== Data section ==
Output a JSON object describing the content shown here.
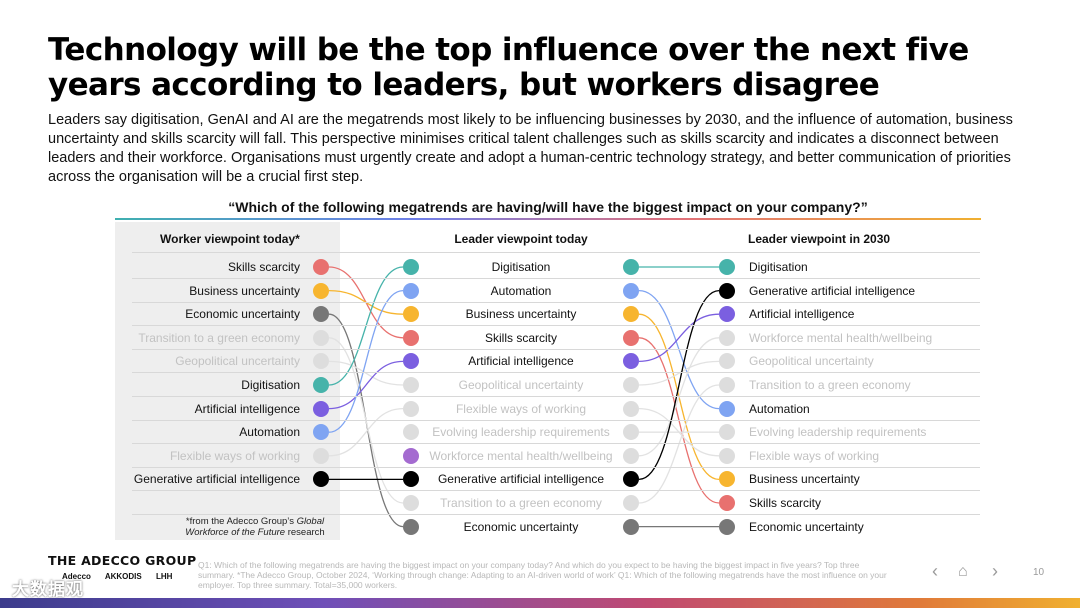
{
  "title": "Technology will be the top influence over the next five years according to leaders, but workers disagree",
  "subtitle": "Leaders say digitisation, GenAI and AI are the megatrends most likely to be influencing businesses by 2030, and the influence of automation, business uncertainty and skills scarcity will fall. This perspective minimises critical talent challenges such as skills scarcity and indicates a disconnect between leaders and their workforce. Organisations must urgently create and adopt a human-centric technology strategy, and better communication of priorities across the organisation will be a crucial first step.",
  "question": "“Which of the following megatrends are having/will have the biggest impact on your company?”",
  "columns": {
    "worker": "Worker viewpoint today*",
    "leader_today": "Leader viewpoint today",
    "leader_2030": "Leader viewpoint in 2030"
  },
  "colors": {
    "skills": "#e8716f",
    "business": "#f7b52f",
    "economic": "#777777",
    "digitisation": "#46b3aa",
    "ai": "#7b5fe0",
    "automation": "#7fa4f2",
    "genai": "#000000",
    "wellbeing": "#a46bd0",
    "grey": "#dddddd"
  },
  "worker_rows": [
    {
      "label": "Skills scarcity",
      "key": "skills",
      "active": true
    },
    {
      "label": "Business uncertainty",
      "key": "business",
      "active": true
    },
    {
      "label": "Economic uncertainty",
      "key": "economic",
      "active": true
    },
    {
      "label": "Transition to a green economy",
      "key": "grey",
      "active": false
    },
    {
      "label": "Geopolitical uncertainty",
      "key": "grey",
      "active": false
    },
    {
      "label": "Digitisation",
      "key": "digitisation",
      "active": true
    },
    {
      "label": "Artificial intelligence",
      "key": "ai",
      "active": true
    },
    {
      "label": "Automation",
      "key": "automation",
      "active": true
    },
    {
      "label": "Flexible ways of working",
      "key": "grey",
      "active": false
    },
    {
      "label": "Generative artificial intelligence",
      "key": "genai",
      "active": true
    }
  ],
  "leader_today_rows": [
    {
      "label": "Digitisation",
      "key": "digitisation",
      "active": true
    },
    {
      "label": "Automation",
      "key": "automation",
      "active": true
    },
    {
      "label": "Business uncertainty",
      "key": "business",
      "active": true
    },
    {
      "label": "Skills scarcity",
      "key": "skills",
      "active": true
    },
    {
      "label": "Artificial intelligence",
      "key": "ai",
      "active": true
    },
    {
      "label": "Geopolitical uncertainty",
      "key": "grey",
      "active": false
    },
    {
      "label": "Flexible ways of working",
      "key": "grey",
      "active": false
    },
    {
      "label": "Evolving leadership requirements",
      "key": "grey",
      "active": false
    },
    {
      "label": "Workforce mental health/wellbeing",
      "key": "wellbeing",
      "active": false
    },
    {
      "label": "Generative artificial intelligence",
      "key": "genai",
      "active": true
    },
    {
      "label": "Transition to a green economy",
      "key": "grey",
      "active": false
    },
    {
      "label": "Economic uncertainty",
      "key": "economic",
      "active": true
    }
  ],
  "leader_2030_rows": [
    {
      "label": "Digitisation",
      "key": "digitisation",
      "active": true
    },
    {
      "label": "Generative artificial intelligence",
      "key": "genai",
      "active": true
    },
    {
      "label": "Artificial intelligence",
      "key": "ai",
      "active": true
    },
    {
      "label": "Workforce mental health/wellbeing",
      "key": "grey",
      "active": false
    },
    {
      "label": "Geopolitical uncertainty",
      "key": "grey",
      "active": false
    },
    {
      "label": "Transition to a green economy",
      "key": "grey",
      "active": false
    },
    {
      "label": "Automation",
      "key": "automation",
      "active": true
    },
    {
      "label": "Evolving leadership requirements",
      "key": "grey",
      "active": false
    },
    {
      "label": "Flexible ways of working",
      "key": "grey",
      "active": false
    },
    {
      "label": "Business uncertainty",
      "key": "business",
      "active": true
    },
    {
      "label": "Skills scarcity",
      "key": "skills",
      "active": true
    },
    {
      "label": "Economic uncertainty",
      "key": "economic",
      "active": true
    }
  ],
  "footnote_pre": "*from the Adecco Group’s ",
  "footnote_em": "Global Workforce of the Future",
  "footnote_post": " research",
  "brand": "THE ADECCO GROUP",
  "sub_brands": [
    "Adecco",
    "AKKODIS",
    "LHH"
  ],
  "source": "Q1: Which of the following megatrends are having the biggest impact on your company today? And which do you expect to be having the biggest impact in five years? Top three summary. *The Adecco Group, October 2024, ‘Working through change: Adapting to an AI-driven world of work’ Q1: Which of the following megatrends have the most influence on your employer. Top three summary. Total=35,000 workers.",
  "nav": {
    "prev": "‹",
    "home": "⌂",
    "next": "›"
  },
  "page_number": "10",
  "watermark": "大数据观"
}
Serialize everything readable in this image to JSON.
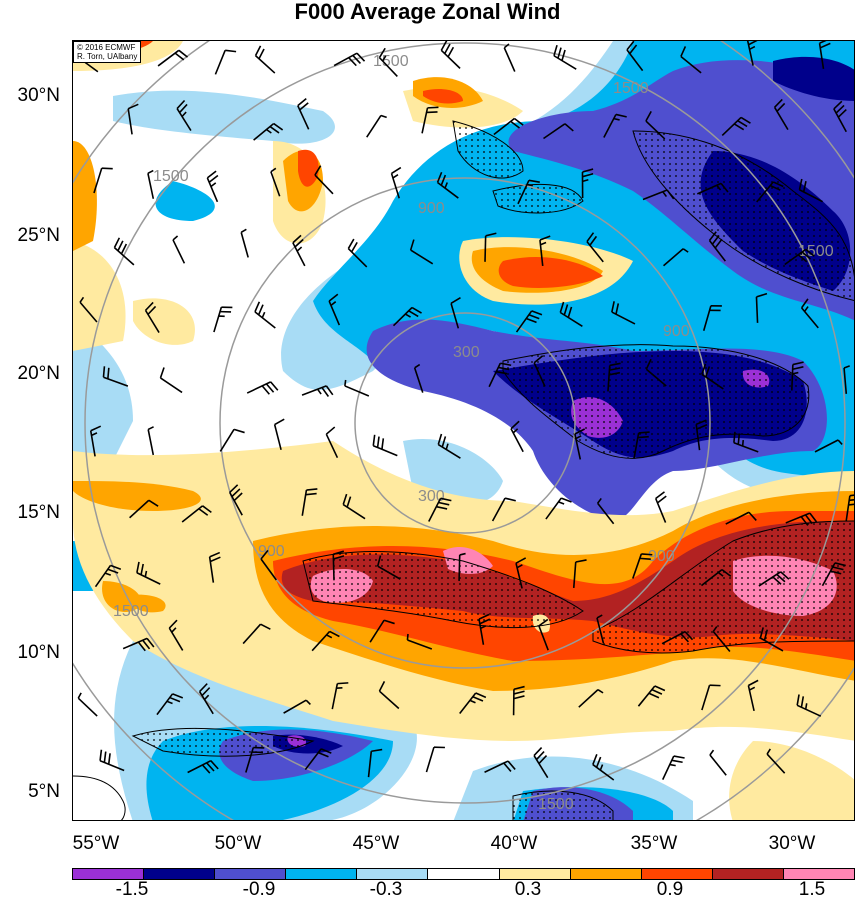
{
  "title": "F000 Average Zonal Wind",
  "credit": {
    "line1": "© 2016 ECMWF",
    "line2": "R. Torn, UAlbany"
  },
  "lat_labels": [
    "30°N",
    "25°N",
    "20°N",
    "15°N",
    "10°N",
    "5°N"
  ],
  "lon_labels": [
    "55°W",
    "50°W",
    "45°W",
    "40°W",
    "35°W",
    "30°W"
  ],
  "range_rings": {
    "units_hidden": true,
    "labels": [
      "300",
      "900",
      "1500"
    ]
  },
  "colorbar": {
    "colors": [
      "#9b30d6",
      "#00008b",
      "#4f4fcf",
      "#00b4f0",
      "#a8dcf5",
      "#ffffff",
      "#ffeaa0",
      "#ffa500",
      "#ff4500",
      "#b22222",
      "#ff85b4"
    ],
    "labels": [
      "-1.5",
      "-0.9",
      "-0.3",
      "0.3",
      "0.9",
      "1.5"
    ]
  },
  "colors": {
    "purple": "#9b30d6",
    "navy": "#00008b",
    "blue": "#4f4fcf",
    "cyan": "#00b4f0",
    "lightblue": "#a8dcf5",
    "white": "#ffffff",
    "yellow": "#ffeaa0",
    "orange": "#ffa500",
    "redorange": "#ff4500",
    "darkred": "#b22222",
    "pink": "#ff85b4"
  }
}
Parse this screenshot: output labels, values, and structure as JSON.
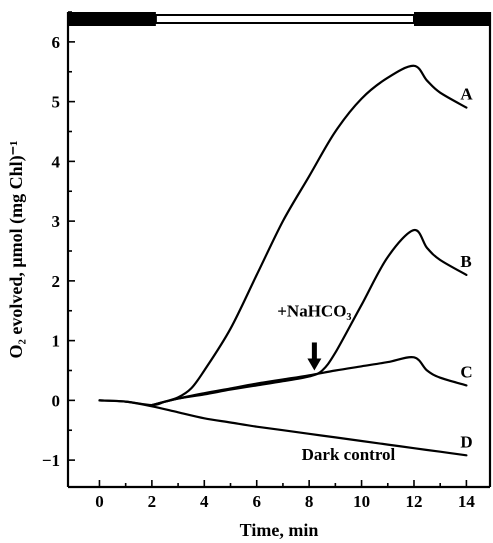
{
  "chart_data": {
    "type": "line",
    "xlabel": "Time, min",
    "ylabel": "O₂ evolved, μmol (mg Chl)⁻¹",
    "xlim": [
      -1.2,
      14.9
    ],
    "ylim": [
      -1.45,
      6.5
    ],
    "x_ticks": [
      "0",
      "2",
      "4",
      "6",
      "8",
      "10",
      "12",
      "14"
    ],
    "y_ticks": [
      "-1",
      "0",
      "1",
      "2",
      "3",
      "4",
      "5",
      "6"
    ],
    "light_period": [
      2,
      12
    ],
    "series": [
      {
        "name": "A",
        "points": [
          [
            0,
            0
          ],
          [
            1,
            -0.02
          ],
          [
            2,
            -0.08
          ],
          [
            2.5,
            -0.02
          ],
          [
            3,
            0.05
          ],
          [
            3.5,
            0.2
          ],
          [
            4,
            0.5
          ],
          [
            5,
            1.2
          ],
          [
            6,
            2.1
          ],
          [
            7,
            3.0
          ],
          [
            8,
            3.75
          ],
          [
            9,
            4.5
          ],
          [
            10,
            5.05
          ],
          [
            11,
            5.4
          ],
          [
            12,
            5.6
          ],
          [
            12.5,
            5.35
          ],
          [
            13,
            5.15
          ],
          [
            14,
            4.9
          ]
        ]
      },
      {
        "name": "B",
        "points": [
          [
            2,
            -0.08
          ],
          [
            3,
            0.03
          ],
          [
            4,
            0.1
          ],
          [
            5,
            0.18
          ],
          [
            6,
            0.25
          ],
          [
            7,
            0.32
          ],
          [
            8,
            0.4
          ],
          [
            8.5,
            0.5
          ],
          [
            9,
            0.8
          ],
          [
            10,
            1.6
          ],
          [
            11,
            2.4
          ],
          [
            12,
            2.85
          ],
          [
            12.5,
            2.55
          ],
          [
            13,
            2.35
          ],
          [
            14,
            2.1
          ]
        ]
      },
      {
        "name": "C",
        "points": [
          [
            2,
            -0.08
          ],
          [
            3,
            0.03
          ],
          [
            4,
            0.12
          ],
          [
            5,
            0.2
          ],
          [
            6,
            0.28
          ],
          [
            7,
            0.35
          ],
          [
            8,
            0.42
          ],
          [
            9,
            0.5
          ],
          [
            10,
            0.57
          ],
          [
            11,
            0.64
          ],
          [
            12,
            0.72
          ],
          [
            12.5,
            0.5
          ],
          [
            13,
            0.38
          ],
          [
            14,
            0.25
          ]
        ]
      },
      {
        "name": "D",
        "points": [
          [
            0,
            0
          ],
          [
            1,
            -0.02
          ],
          [
            2,
            -0.1
          ],
          [
            3,
            -0.2
          ],
          [
            4,
            -0.3
          ],
          [
            5,
            -0.37
          ],
          [
            6,
            -0.44
          ],
          [
            7,
            -0.5
          ],
          [
            8,
            -0.56
          ],
          [
            9,
            -0.62
          ],
          [
            10,
            -0.68
          ],
          [
            11,
            -0.74
          ],
          [
            12,
            -0.8
          ],
          [
            13,
            -0.86
          ],
          [
            14,
            -0.92
          ]
        ]
      }
    ],
    "curve_labels": [
      {
        "text": "A",
        "x": 14,
        "y": 4.9
      },
      {
        "text": "B",
        "x": 14,
        "y": 2.1
      },
      {
        "text": "C",
        "x": 14,
        "y": 0.25
      },
      {
        "text": "D",
        "x": 14,
        "y": -0.92
      }
    ],
    "annotations": [
      {
        "text": "+NaHCO₃",
        "x": 8.2,
        "y": 1.4
      },
      {
        "text": "Dark control",
        "x": 9.5,
        "y": -1.0
      }
    ],
    "arrow_at": {
      "x": 8.2,
      "y": 0.4
    }
  }
}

== Written task ==
Read through the data and copy every line where "JSON" shows up.

== Output for this exercise ==
Output a JSON object describing the content shown here.
Serialize everything readable in this image to JSON.
Parse this screenshot: output labels, values, and structure as JSON.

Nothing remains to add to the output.